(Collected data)
----
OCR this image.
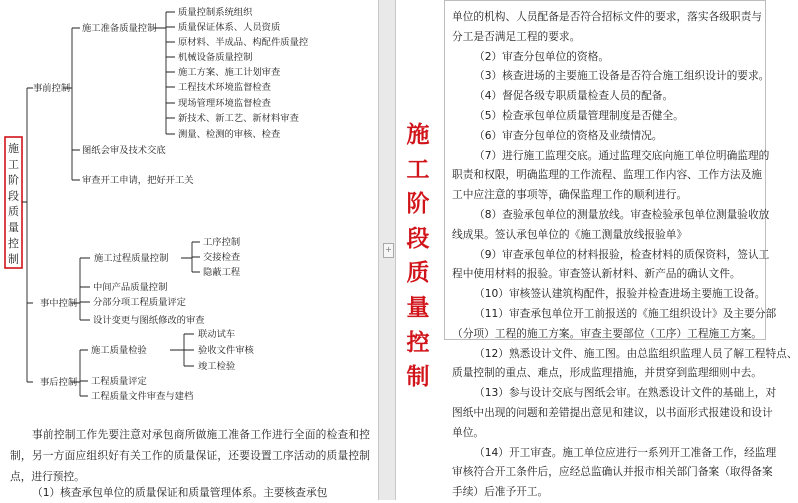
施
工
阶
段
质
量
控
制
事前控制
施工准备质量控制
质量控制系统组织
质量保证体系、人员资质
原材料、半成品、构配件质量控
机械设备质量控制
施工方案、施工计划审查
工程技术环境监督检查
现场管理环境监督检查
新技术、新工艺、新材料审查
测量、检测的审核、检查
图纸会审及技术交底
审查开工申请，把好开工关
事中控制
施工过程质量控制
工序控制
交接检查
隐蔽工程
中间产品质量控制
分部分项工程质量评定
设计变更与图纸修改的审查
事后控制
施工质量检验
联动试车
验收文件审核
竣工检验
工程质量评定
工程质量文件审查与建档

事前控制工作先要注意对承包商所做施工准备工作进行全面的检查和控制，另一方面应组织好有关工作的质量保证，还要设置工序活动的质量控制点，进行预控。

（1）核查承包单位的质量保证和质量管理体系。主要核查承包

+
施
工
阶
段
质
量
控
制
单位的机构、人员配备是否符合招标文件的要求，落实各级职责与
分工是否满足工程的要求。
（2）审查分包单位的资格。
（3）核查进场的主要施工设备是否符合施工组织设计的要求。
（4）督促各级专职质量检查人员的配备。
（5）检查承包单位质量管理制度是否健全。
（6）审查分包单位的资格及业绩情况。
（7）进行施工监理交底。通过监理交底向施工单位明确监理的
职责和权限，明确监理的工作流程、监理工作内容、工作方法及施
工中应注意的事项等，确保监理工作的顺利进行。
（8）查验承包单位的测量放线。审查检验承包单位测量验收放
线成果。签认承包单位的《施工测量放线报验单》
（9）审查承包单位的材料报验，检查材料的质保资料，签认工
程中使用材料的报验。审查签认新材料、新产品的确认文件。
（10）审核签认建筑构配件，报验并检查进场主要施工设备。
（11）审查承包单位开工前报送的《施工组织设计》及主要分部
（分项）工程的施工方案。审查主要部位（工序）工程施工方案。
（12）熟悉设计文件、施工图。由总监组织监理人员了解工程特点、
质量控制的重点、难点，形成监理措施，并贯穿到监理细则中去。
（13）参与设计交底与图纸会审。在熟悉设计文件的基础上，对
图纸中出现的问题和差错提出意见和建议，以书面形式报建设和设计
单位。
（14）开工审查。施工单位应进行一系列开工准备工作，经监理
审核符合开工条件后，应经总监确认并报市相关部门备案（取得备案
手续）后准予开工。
----
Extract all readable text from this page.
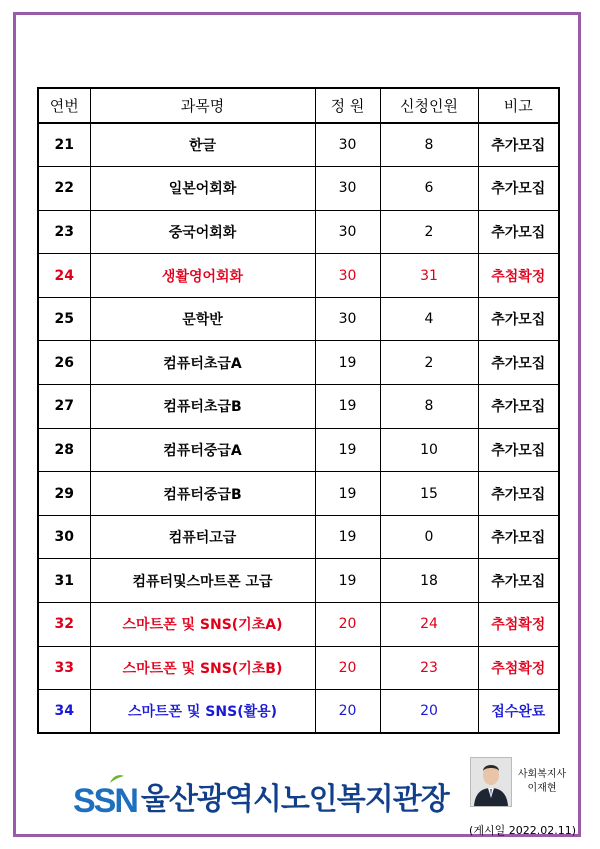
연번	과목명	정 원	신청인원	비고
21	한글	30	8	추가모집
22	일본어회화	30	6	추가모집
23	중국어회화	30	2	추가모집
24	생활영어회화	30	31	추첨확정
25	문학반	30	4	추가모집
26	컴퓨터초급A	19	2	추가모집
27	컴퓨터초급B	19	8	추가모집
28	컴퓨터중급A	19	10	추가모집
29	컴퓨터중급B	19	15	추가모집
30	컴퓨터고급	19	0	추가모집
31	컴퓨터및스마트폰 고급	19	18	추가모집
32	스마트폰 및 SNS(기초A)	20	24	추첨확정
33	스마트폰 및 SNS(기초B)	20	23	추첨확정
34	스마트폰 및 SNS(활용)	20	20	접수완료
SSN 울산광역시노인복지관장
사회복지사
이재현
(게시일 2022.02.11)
----
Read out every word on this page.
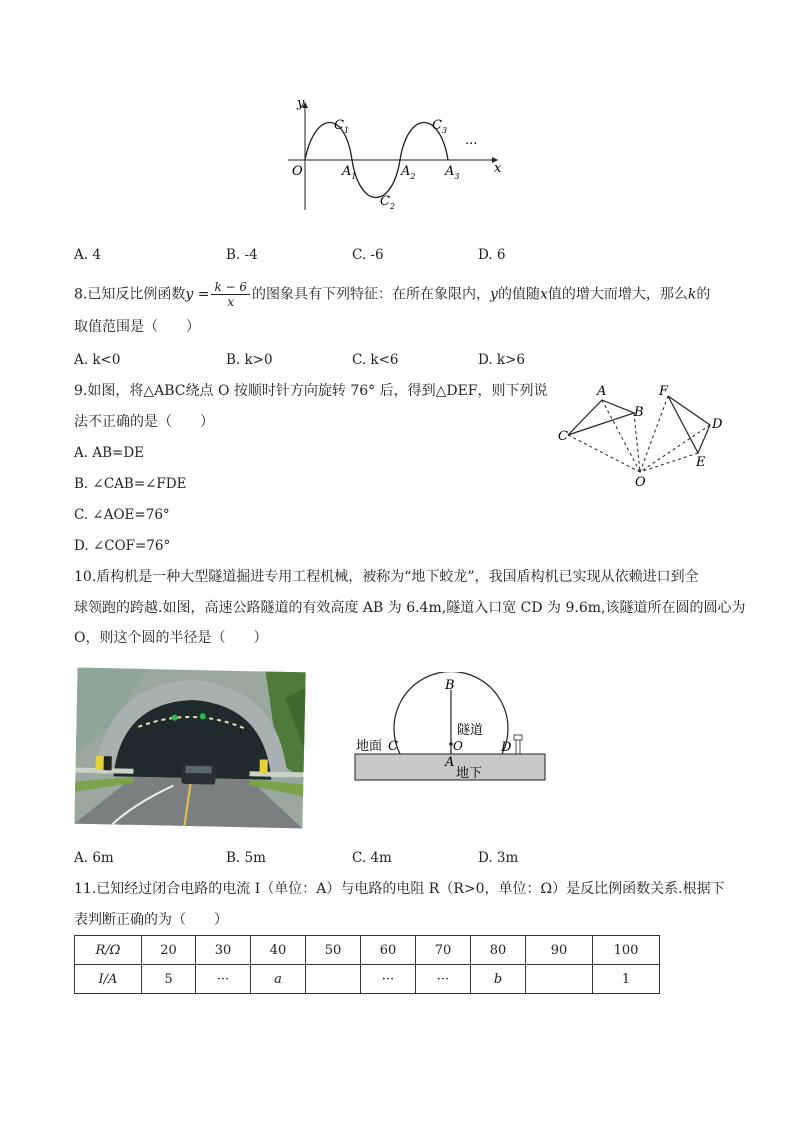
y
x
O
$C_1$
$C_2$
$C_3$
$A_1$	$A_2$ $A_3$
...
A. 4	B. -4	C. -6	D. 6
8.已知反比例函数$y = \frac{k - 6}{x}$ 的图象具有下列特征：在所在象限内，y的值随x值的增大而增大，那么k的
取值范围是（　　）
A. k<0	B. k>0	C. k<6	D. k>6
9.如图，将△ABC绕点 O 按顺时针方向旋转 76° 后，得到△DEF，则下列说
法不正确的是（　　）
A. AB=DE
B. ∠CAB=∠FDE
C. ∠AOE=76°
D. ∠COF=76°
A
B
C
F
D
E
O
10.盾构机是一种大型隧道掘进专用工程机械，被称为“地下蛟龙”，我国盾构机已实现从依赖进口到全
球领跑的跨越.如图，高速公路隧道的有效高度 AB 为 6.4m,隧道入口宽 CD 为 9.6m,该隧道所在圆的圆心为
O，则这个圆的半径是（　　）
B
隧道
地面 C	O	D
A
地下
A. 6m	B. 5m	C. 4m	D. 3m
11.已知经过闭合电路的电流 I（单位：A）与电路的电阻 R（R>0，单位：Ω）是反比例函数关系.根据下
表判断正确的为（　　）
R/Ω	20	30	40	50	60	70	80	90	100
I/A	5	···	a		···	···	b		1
----
- _Exercise directions_: Where a line above includes "추가모집", copy that line.

- _Written response_:
21	한글	30	8	추가모집
22	일본어회화	30	6	추가모집
23	중국어회화	30	2	추가모집
25	문학반	30	4	추가모집
26	컴퓨터초급A	19	2	추가모집
27	컴퓨터초급B	19	8	추가모집
28	컴퓨터중급A	19	10	추가모집
29	컴퓨터중급B	19	15	추가모집
30	컴퓨터고급	19	0	추가모집
31	컴퓨터및스마트폰 고급	19	18	추가모집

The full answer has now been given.